▸ **Required task**: Copy out all of the material, matching it word for word.
------------------------
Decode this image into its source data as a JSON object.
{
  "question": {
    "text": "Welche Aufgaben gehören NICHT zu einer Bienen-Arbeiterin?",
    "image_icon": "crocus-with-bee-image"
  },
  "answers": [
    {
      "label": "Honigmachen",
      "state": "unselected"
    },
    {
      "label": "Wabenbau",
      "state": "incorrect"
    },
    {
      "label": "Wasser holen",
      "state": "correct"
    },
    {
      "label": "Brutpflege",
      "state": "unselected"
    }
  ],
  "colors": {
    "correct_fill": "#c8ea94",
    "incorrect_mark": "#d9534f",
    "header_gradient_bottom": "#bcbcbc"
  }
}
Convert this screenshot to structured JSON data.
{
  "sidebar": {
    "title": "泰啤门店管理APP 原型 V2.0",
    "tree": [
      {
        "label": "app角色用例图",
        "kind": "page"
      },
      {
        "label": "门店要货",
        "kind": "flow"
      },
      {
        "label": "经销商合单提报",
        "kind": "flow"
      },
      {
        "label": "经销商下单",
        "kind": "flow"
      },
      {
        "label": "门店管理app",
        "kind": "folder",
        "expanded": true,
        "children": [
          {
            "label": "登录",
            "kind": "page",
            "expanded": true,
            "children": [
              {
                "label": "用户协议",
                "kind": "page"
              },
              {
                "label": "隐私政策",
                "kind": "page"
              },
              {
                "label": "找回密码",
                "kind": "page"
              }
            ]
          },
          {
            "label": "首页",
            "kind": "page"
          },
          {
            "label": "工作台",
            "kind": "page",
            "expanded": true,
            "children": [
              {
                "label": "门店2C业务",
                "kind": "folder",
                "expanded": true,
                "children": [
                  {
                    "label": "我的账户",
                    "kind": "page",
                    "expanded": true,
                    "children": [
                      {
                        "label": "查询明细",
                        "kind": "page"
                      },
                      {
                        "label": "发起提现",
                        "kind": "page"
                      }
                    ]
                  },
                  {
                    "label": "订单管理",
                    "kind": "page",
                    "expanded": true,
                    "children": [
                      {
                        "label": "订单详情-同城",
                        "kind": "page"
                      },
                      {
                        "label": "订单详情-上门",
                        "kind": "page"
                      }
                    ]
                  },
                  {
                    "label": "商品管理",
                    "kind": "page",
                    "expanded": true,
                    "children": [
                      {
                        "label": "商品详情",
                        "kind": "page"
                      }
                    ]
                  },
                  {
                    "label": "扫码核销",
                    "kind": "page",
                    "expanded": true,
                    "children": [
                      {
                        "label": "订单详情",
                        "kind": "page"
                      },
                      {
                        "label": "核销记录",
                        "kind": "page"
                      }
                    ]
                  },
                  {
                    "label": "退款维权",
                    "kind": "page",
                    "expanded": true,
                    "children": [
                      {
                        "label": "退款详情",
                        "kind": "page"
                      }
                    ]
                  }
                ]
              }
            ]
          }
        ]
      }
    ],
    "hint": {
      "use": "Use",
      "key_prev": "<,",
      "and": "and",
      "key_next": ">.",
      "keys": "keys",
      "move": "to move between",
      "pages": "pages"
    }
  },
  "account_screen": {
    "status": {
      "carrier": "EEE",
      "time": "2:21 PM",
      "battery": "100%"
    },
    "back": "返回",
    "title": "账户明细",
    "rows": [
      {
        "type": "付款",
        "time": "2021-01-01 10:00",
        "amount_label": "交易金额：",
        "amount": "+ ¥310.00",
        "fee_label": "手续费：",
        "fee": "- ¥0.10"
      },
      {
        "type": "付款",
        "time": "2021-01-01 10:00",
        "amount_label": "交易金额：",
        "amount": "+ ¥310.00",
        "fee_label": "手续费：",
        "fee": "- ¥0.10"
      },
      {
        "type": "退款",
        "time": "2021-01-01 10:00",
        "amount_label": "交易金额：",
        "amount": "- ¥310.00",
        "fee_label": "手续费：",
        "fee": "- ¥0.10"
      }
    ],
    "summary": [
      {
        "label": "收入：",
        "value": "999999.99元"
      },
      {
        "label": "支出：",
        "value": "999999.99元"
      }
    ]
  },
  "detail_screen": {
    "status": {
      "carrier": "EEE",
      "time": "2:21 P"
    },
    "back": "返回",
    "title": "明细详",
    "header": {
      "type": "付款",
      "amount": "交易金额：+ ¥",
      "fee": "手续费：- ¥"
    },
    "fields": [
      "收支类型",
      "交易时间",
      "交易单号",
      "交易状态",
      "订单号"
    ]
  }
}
------------------------
▸ **Task result**:
Decode this image into its source data as a JSON object.
{
  "question": {
    "text": "Welche Aufgaben gehören NICHT zu einer Bienen-Arbeiterin?",
    "image_icon": "crocus-with-bee-image"
  },
  "answers": [
    {
      "label": "Honigmachen",
      "state": "unselected"
    },
    {
      "label": "Wabenbau",
      "state": "incorrect"
    },
    {
      "label": "Wasser holen",
      "state": "correct"
    },
    {
      "label": "Brutpflege",
      "state": "unselected"
    }
  ],
  "colors": {
    "correct_fill": "#c8ea94",
    "incorrect_mark": "#d9534f",
    "header_gradient_bottom": "#bcbcbc"
  }
}
Convert this screenshot to structured JSON data.
{
  "sidebar": {
    "title": "泰啤门店管理APP 原型 V2.0",
    "tree": [
      {
        "label": "app角色用例图",
        "kind": "page"
      },
      {
        "label": "门店要货",
        "kind": "flow"
      },
      {
        "label": "经销商合单提报",
        "kind": "flow"
      },
      {
        "label": "经销商下单",
        "kind": "flow"
      },
      {
        "label": "门店管理app",
        "kind": "folder",
        "expanded": true,
        "children": [
          {
            "label": "登录",
            "kind": "page",
            "expanded": true,
            "children": [
              {
                "label": "用户协议",
                "kind": "page"
              },
              {
                "label": "隐私政策",
                "kind": "page"
              },
              {
                "label": "找回密码",
                "kind": "page"
              }
            ]
          },
          {
            "label": "首页",
            "kind": "page"
          },
          {
            "label": "工作台",
            "kind": "page",
            "expanded": true,
            "children": [
              {
                "label": "门店2C业务",
                "kind": "folder",
                "expanded": true,
                "children": [
                  {
                    "label": "我的账户",
                    "kind": "page",
                    "expanded": true,
                    "children": [
                      {
                        "label": "查询明细",
                        "kind": "page"
                      },
                      {
                        "label": "发起提现",
                        "kind": "page"
                      }
                    ]
                  },
                  {
                    "label": "订单管理",
                    "kind": "page",
                    "expanded": true,
                    "children": [
                      {
                        "label": "订单详情-同城",
                        "kind": "page"
                      },
                      {
                        "label": "订单详情-上门",
                        "kind": "page"
                      }
                    ]
                  },
                  {
                    "label": "商品管理",
                    "kind": "page",
                    "expanded": true,
                    "children": [
                      {
                        "label": "商品详情",
                        "kind": "page"
                      }
                    ]
                  },
                  {
                    "label": "扫码核销",
                    "kind": "page",
                    "expanded": true,
                    "children": [
                      {
                        "label": "订单详情",
                        "kind": "page"
                      },
                      {
                        "label": "核销记录",
                        "kind": "page"
                      }
                    ]
                  },
                  {
                    "label": "退款维权",
                    "kind": "page",
                    "expanded": true,
                    "children": [
                      {
                        "label": "退款详情",
                        "kind": "page"
                      }
                    ]
                  }
                ]
              }
            ]
          }
        ]
      }
    ],
    "hint": {
      "use": "Use",
      "key_prev": "<,",
      "and": "and",
      "key_next": ">.",
      "keys": "keys",
      "move": "to move between",
      "pages": "pages"
    }
  },
  "account_screen": {
    "status": {
      "carrier": "EEE",
      "time": "2:21 PM",
      "battery": "100%"
    },
    "back": "返回",
    "title": "账户明细",
    "rows": [
      {
        "type": "付款",
        "time": "2021-01-01 10:00",
        "amount_label": "交易金额：",
        "amount": "+ ¥310.00",
        "fee_label": "手续费：",
        "fee": "- ¥0.10"
      },
      {
        "type": "付款",
        "time": "2021-01-01 10:00",
        "amount_label": "交易金额：",
        "amount": "+ ¥310.00",
        "fee_label": "手续费：",
        "fee": "- ¥0.10"
      },
      {
        "type": "退款",
        "time": "2021-01-01 10:00",
        "amount_label": "交易金额：",
        "amount": "- ¥310.00",
        "fee_label": "手续费：",
        "fee": "- ¥0.10"
      }
    ],
    "summary": [
      {
        "label": "收入：",
        "value": "999999.99元"
      },
      {
        "label": "支出：",
        "value": "999999.99元"
      }
    ]
  },
  "detail_screen": {
    "status": {
      "carrier": "EEE",
      "time": "2:21 P"
    },
    "back": "返回",
    "title": "明细详",
    "header": {
      "type": "付款",
      "amount": "交易金额：+ ¥",
      "fee": "手续费：- ¥"
    },
    "fields": [
      "收支类型",
      "交易时间",
      "交易单号",
      "交易状态",
      "订单号"
    ]
  }
}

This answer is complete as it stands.